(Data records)
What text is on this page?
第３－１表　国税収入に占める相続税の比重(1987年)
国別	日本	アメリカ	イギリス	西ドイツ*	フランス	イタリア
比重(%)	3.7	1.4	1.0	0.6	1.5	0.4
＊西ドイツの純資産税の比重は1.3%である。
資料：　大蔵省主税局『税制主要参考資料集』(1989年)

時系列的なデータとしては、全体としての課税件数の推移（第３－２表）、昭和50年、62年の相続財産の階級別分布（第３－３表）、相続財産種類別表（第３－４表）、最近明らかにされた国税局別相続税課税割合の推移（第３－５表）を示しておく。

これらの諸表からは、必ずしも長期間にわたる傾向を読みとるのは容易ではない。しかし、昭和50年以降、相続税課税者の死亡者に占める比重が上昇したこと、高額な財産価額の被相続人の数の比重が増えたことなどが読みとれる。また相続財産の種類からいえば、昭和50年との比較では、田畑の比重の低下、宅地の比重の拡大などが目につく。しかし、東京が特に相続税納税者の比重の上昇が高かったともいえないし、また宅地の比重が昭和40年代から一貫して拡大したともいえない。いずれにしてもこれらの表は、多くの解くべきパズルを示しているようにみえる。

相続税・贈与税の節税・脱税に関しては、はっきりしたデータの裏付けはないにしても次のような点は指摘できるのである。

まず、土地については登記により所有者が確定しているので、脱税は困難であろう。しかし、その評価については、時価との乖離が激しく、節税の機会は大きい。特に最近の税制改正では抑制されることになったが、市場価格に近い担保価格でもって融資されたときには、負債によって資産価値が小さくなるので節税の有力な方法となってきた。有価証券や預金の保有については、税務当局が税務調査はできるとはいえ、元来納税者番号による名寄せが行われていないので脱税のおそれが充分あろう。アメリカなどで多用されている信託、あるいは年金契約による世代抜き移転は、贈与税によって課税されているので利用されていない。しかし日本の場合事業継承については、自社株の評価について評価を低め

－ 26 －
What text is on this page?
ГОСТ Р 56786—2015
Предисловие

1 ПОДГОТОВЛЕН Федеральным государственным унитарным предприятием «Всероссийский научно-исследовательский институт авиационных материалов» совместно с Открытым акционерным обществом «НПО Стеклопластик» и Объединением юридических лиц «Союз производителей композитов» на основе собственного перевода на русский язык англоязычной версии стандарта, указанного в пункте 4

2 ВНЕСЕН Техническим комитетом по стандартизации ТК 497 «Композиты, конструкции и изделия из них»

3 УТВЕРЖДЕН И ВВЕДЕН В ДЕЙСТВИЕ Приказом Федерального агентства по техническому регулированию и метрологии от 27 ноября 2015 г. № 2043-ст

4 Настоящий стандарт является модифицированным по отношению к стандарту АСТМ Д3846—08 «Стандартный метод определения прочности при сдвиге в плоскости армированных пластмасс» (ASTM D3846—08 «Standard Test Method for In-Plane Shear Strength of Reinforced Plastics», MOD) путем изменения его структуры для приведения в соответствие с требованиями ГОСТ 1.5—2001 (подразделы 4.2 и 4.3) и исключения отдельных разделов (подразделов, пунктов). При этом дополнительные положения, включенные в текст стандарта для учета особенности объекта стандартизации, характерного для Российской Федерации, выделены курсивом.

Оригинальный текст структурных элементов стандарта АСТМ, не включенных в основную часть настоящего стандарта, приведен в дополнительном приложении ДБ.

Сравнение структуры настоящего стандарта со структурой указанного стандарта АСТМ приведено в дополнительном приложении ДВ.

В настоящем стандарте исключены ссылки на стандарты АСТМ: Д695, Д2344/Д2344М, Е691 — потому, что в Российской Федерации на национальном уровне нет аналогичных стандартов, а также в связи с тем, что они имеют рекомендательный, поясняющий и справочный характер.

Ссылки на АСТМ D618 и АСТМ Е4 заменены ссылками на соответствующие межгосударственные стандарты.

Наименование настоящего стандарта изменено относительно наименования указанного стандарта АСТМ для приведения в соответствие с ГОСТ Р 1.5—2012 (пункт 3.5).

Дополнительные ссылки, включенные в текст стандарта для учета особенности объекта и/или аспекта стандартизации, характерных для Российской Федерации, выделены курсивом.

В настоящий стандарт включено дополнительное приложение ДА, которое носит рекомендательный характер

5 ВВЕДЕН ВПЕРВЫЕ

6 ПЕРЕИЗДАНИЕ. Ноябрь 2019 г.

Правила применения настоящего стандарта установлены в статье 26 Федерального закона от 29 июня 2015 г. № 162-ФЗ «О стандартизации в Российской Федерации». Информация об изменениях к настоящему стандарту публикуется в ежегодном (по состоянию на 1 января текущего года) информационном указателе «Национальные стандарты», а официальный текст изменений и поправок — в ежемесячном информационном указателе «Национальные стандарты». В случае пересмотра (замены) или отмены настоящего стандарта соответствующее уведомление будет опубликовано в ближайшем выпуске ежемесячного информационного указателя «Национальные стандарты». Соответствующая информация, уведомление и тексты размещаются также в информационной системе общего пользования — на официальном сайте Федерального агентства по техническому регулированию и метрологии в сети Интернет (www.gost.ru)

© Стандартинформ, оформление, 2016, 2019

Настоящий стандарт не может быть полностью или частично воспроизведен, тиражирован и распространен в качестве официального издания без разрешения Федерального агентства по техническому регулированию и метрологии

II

_The task_
Reproduce the records in full, exactly as written.

_In response_
What text is on this page?
第３－１表　国税収入に占める相続税の比重(1987年)
国別	日本	アメリカ	イギリス	西ドイツ*	フランス	イタリア
比重(%)	3.7	1.4	1.0	0.6	1.5	0.4
＊西ドイツの純資産税の比重は1.3%である。
資料：　大蔵省主税局『税制主要参考資料集』(1989年)

時系列的なデータとしては、全体としての課税件数の推移（第３－２表）、昭和50年、62年の相続財産の階級別分布（第３－３表）、相続財産種類別表（第３－４表）、最近明らかにされた国税局別相続税課税割合の推移（第３－５表）を示しておく。

これらの諸表からは、必ずしも長期間にわたる傾向を読みとるのは容易ではない。しかし、昭和50年以降、相続税課税者の死亡者に占める比重が上昇したこと、高額な財産価額の被相続人の数の比重が増えたことなどが読みとれる。また相続財産の種類からいえば、昭和50年との比較では、田畑の比重の低下、宅地の比重の拡大などが目につく。しかし、東京が特に相続税納税者の比重の上昇が高かったともいえないし、また宅地の比重が昭和40年代から一貫して拡大したともいえない。いずれにしてもこれらの表は、多くの解くべきパズルを示しているようにみえる。

相続税・贈与税の節税・脱税に関しては、はっきりしたデータの裏付けはないにしても次のような点は指摘できるのである。

まず、土地については登記により所有者が確定しているので、脱税は困難であろう。しかし、その評価については、時価との乖離が激しく、節税の機会は大きい。特に最近の税制改正では抑制されることになったが、市場価格に近い担保価格でもって融資されたときには、負債によって資産価値が小さくなるので節税の有力な方法となってきた。有価証券や預金の保有については、税務当局が税務調査はできるとはいえ、元来納税者番号による名寄せが行われていないので脱税のおそれが充分あろう。アメリカなどで多用されている信託、あるいは年金契約による世代抜き移転は、贈与税によって課税されているので利用されていない。しかし日本の場合事業継承については、自社株の評価について評価を低め

－ 26 －
What text is on this page?
ГОСТ Р 56786—2015
Предисловие

1 ПОДГОТОВЛЕН Федеральным государственным унитарным предприятием «Всероссийский научно-исследовательский институт авиационных материалов» совместно с Открытым акционерным обществом «НПО Стеклопластик» и Объединением юридических лиц «Союз производителей композитов» на основе собственного перевода на русский язык англоязычной версии стандарта, указанного в пункте 4

2 ВНЕСЕН Техническим комитетом по стандартизации ТК 497 «Композиты, конструкции и изделия из них»

3 УТВЕРЖДЕН И ВВЕДЕН В ДЕЙСТВИЕ Приказом Федерального агентства по техническому регулированию и метрологии от 27 ноября 2015 г. № 2043-ст

4 Настоящий стандарт является модифицированным по отношению к стандарту АСТМ Д3846—08 «Стандартный метод определения прочности при сдвиге в плоскости армированных пластмасс» (ASTM D3846—08 «Standard Test Method for In-Plane Shear Strength of Reinforced Plastics», MOD) путем изменения его структуры для приведения в соответствие с требованиями ГОСТ 1.5—2001 (подразделы 4.2 и 4.3) и исключения отдельных разделов (подразделов, пунктов). При этом дополнительные положения, включенные в текст стандарта для учета особенности объекта стандартизации, характерного для Российской Федерации, выделены курсивом.

Оригинальный текст структурных элементов стандарта АСТМ, не включенных в основную часть настоящего стандарта, приведен в дополнительном приложении ДБ.

Сравнение структуры настоящего стандарта со структурой указанного стандарта АСТМ приведено в дополнительном приложении ДВ.

В настоящем стандарте исключены ссылки на стандарты АСТМ: Д695, Д2344/Д2344М, Е691 — потому, что в Российской Федерации на национальном уровне нет аналогичных стандартов, а также в связи с тем, что они имеют рекомендательный, поясняющий и справочный характер.

Ссылки на АСТМ D618 и АСТМ Е4 заменены ссылками на соответствующие межгосударственные стандарты.

Наименование настоящего стандарта изменено относительно наименования указанного стандарта АСТМ для приведения в соответствие с ГОСТ Р 1.5—2012 (пункт 3.5).

Дополнительные ссылки, включенные в текст стандарта для учета особенности объекта и/или аспекта стандартизации, характерных для Российской Федерации, выделены курсивом.

В настоящий стандарт включено дополнительное приложение ДА, которое носит рекомендательный характер

5 ВВЕДЕН ВПЕРВЫЕ

6 ПЕРЕИЗДАНИЕ. Ноябрь 2019 г.

Правила применения настоящего стандарта установлены в статье 26 Федерального закона от 29 июня 2015 г. № 162-ФЗ «О стандартизации в Российской Федерации». Информация об изменениях к настоящему стандарту публикуется в ежегодном (по состоянию на 1 января текущего года) информационном указателе «Национальные стандарты», а официальный текст изменений и поправок — в ежемесячном информационном указателе «Национальные стандарты». В случае пересмотра (замены) или отмены настоящего стандарта соответствующее уведомление будет опубликовано в ближайшем выпуске ежемесячного информационного указателя «Национальные стандарты». Соответствующая информация, уведомление и тексты размещаются также в информационной системе общего пользования — на официальном сайте Федерального агентства по техническому регулированию и метрологии в сети Интернет (www.gost.ru)

© Стандартинформ, оформление, 2016, 2019

Настоящий стандарт не может быть полностью или частично воспроизведен, тиражирован и распространен в качестве официального издания без разрешения Федерального агентства по техническому регулированию и метрологии

II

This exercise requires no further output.